### Exercise requirements
Write the material out again exactly.

.....

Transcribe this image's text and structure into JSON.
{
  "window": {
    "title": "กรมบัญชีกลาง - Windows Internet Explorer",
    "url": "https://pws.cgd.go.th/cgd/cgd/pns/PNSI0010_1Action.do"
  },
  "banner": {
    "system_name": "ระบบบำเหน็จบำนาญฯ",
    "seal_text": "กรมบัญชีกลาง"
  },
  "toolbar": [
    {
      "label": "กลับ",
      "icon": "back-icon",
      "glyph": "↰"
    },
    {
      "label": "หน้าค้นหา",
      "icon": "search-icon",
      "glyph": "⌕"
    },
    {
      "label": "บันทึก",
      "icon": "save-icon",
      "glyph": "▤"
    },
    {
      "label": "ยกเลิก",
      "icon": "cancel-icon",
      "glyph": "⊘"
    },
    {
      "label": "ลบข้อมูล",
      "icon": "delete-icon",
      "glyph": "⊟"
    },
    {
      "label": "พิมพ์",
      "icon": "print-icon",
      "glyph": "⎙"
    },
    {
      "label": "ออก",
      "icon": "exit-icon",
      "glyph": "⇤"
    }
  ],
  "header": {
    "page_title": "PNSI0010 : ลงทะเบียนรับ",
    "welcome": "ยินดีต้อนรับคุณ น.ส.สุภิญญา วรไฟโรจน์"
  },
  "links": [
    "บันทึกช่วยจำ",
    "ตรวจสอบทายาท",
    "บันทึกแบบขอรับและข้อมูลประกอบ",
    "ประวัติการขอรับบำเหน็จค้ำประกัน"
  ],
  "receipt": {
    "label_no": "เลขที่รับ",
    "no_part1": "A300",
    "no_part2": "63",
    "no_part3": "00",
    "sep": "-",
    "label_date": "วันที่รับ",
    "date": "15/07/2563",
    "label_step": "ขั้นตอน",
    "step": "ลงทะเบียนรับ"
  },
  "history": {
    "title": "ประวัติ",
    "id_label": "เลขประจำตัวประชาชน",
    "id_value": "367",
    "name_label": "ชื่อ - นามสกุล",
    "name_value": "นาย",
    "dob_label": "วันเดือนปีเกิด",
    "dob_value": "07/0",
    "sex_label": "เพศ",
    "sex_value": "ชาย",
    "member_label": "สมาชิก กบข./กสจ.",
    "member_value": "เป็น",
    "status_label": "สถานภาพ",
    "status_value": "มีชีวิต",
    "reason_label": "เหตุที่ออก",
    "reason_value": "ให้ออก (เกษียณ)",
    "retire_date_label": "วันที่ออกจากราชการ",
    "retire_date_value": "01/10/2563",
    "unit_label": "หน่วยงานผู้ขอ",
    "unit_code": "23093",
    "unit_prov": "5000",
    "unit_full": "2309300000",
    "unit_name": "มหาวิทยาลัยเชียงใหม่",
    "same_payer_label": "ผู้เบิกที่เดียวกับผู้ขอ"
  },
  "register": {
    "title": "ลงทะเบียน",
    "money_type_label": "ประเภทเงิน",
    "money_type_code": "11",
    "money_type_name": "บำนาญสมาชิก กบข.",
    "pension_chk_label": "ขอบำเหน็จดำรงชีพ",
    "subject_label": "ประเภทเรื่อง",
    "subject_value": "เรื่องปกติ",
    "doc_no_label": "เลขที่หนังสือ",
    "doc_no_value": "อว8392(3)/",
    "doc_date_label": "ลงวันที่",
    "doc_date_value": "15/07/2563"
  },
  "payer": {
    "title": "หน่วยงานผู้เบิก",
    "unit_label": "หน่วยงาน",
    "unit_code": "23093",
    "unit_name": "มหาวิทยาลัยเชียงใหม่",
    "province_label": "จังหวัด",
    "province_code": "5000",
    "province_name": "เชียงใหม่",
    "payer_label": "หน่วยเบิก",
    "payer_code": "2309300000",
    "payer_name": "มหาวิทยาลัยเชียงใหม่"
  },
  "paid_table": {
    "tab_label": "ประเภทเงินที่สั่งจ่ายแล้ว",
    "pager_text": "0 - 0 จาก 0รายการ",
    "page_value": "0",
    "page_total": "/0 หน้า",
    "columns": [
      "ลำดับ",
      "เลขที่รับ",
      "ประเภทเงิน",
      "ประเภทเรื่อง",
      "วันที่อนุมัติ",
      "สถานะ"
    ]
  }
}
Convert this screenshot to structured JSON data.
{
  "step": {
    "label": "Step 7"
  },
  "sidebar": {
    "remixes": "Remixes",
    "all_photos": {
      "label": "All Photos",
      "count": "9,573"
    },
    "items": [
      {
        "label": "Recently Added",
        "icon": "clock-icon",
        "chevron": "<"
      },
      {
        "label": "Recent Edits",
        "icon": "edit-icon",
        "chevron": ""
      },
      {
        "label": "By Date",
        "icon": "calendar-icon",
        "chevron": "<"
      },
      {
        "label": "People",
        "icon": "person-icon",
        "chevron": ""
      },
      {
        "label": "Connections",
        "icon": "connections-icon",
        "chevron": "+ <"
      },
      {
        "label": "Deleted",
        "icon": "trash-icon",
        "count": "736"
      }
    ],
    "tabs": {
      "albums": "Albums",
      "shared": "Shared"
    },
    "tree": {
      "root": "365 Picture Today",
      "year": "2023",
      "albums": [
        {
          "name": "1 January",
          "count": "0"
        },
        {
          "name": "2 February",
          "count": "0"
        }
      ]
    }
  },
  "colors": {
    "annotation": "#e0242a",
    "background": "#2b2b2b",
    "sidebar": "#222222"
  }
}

.....

### Written answer
Transcribe this image's text and structure into JSON.
{
  "window": {
    "title": "กรมบัญชีกลาง - Windows Internet Explorer",
    "url": "https://pws.cgd.go.th/cgd/cgd/pns/PNSI0010_1Action.do"
  },
  "banner": {
    "system_name": "ระบบบำเหน็จบำนาญฯ",
    "seal_text": "กรมบัญชีกลาง"
  },
  "toolbar": [
    {
      "label": "กลับ",
      "icon": "back-icon",
      "glyph": "↰"
    },
    {
      "label": "หน้าค้นหา",
      "icon": "search-icon",
      "glyph": "⌕"
    },
    {
      "label": "บันทึก",
      "icon": "save-icon",
      "glyph": "▤"
    },
    {
      "label": "ยกเลิก",
      "icon": "cancel-icon",
      "glyph": "⊘"
    },
    {
      "label": "ลบข้อมูล",
      "icon": "delete-icon",
      "glyph": "⊟"
    },
    {
      "label": "พิมพ์",
      "icon": "print-icon",
      "glyph": "⎙"
    },
    {
      "label": "ออก",
      "icon": "exit-icon",
      "glyph": "⇤"
    }
  ],
  "header": {
    "page_title": "PNSI0010 : ลงทะเบียนรับ",
    "welcome": "ยินดีต้อนรับคุณ น.ส.สุภิญญา วรไฟโรจน์"
  },
  "links": [
    "บันทึกช่วยจำ",
    "ตรวจสอบทายาท",
    "บันทึกแบบขอรับและข้อมูลประกอบ",
    "ประวัติการขอรับบำเหน็จค้ำประกัน"
  ],
  "receipt": {
    "label_no": "เลขที่รับ",
    "no_part1": "A300",
    "no_part2": "63",
    "no_part3": "00",
    "sep": "-",
    "label_date": "วันที่รับ",
    "date": "15/07/2563",
    "label_step": "ขั้นตอน",
    "step": "ลงทะเบียนรับ"
  },
  "history": {
    "title": "ประวัติ",
    "id_label": "เลขประจำตัวประชาชน",
    "id_value": "367",
    "name_label": "ชื่อ - นามสกุล",
    "name_value": "นาย",
    "dob_label": "วันเดือนปีเกิด",
    "dob_value": "07/0",
    "sex_label": "เพศ",
    "sex_value": "ชาย",
    "member_label": "สมาชิก กบข./กสจ.",
    "member_value": "เป็น",
    "status_label": "สถานภาพ",
    "status_value": "มีชีวิต",
    "reason_label": "เหตุที่ออก",
    "reason_value": "ให้ออก (เกษียณ)",
    "retire_date_label": "วันที่ออกจากราชการ",
    "retire_date_value": "01/10/2563",
    "unit_label": "หน่วยงานผู้ขอ",
    "unit_code": "23093",
    "unit_prov": "5000",
    "unit_full": "2309300000",
    "unit_name": "มหาวิทยาลัยเชียงใหม่",
    "same_payer_label": "ผู้เบิกที่เดียวกับผู้ขอ"
  },
  "register": {
    "title": "ลงทะเบียน",
    "money_type_label": "ประเภทเงิน",
    "money_type_code": "11",
    "money_type_name": "บำนาญสมาชิก กบข.",
    "pension_chk_label": "ขอบำเหน็จดำรงชีพ",
    "subject_label": "ประเภทเรื่อง",
    "subject_value": "เรื่องปกติ",
    "doc_no_label": "เลขที่หนังสือ",
    "doc_no_value": "อว8392(3)/",
    "doc_date_label": "ลงวันที่",
    "doc_date_value": "15/07/2563"
  },
  "payer": {
    "title": "หน่วยงานผู้เบิก",
    "unit_label": "หน่วยงาน",
    "unit_code": "23093",
    "unit_name": "มหาวิทยาลัยเชียงใหม่",
    "province_label": "จังหวัด",
    "province_code": "5000",
    "province_name": "เชียงใหม่",
    "payer_label": "หน่วยเบิก",
    "payer_code": "2309300000",
    "payer_name": "มหาวิทยาลัยเชียงใหม่"
  },
  "paid_table": {
    "tab_label": "ประเภทเงินที่สั่งจ่ายแล้ว",
    "pager_text": "0 - 0 จาก 0รายการ",
    "page_value": "0",
    "page_total": "/0 หน้า",
    "columns": [
      "ลำดับ",
      "เลขที่รับ",
      "ประเภทเงิน",
      "ประเภทเรื่อง",
      "วันที่อนุมัติ",
      "สถานะ"
    ]
  }
}
Convert this screenshot to structured JSON data.
{
  "step": {
    "label": "Step 7"
  },
  "sidebar": {
    "remixes": "Remixes",
    "all_photos": {
      "label": "All Photos",
      "count": "9,573"
    },
    "items": [
      {
        "label": "Recently Added",
        "icon": "clock-icon",
        "chevron": "<"
      },
      {
        "label": "Recent Edits",
        "icon": "edit-icon",
        "chevron": ""
      },
      {
        "label": "By Date",
        "icon": "calendar-icon",
        "chevron": "<"
      },
      {
        "label": "People",
        "icon": "person-icon",
        "chevron": ""
      },
      {
        "label": "Connections",
        "icon": "connections-icon",
        "chevron": "+ <"
      },
      {
        "label": "Deleted",
        "icon": "trash-icon",
        "count": "736"
      }
    ],
    "tabs": {
      "albums": "Albums",
      "shared": "Shared"
    },
    "tree": {
      "root": "365 Picture Today",
      "year": "2023",
      "albums": [
        {
          "name": "1 January",
          "count": "0"
        },
        {
          "name": "2 February",
          "count": "0"
        }
      ]
    }
  },
  "colors": {
    "annotation": "#e0242a",
    "background": "#2b2b2b",
    "sidebar": "#222222"
  }
}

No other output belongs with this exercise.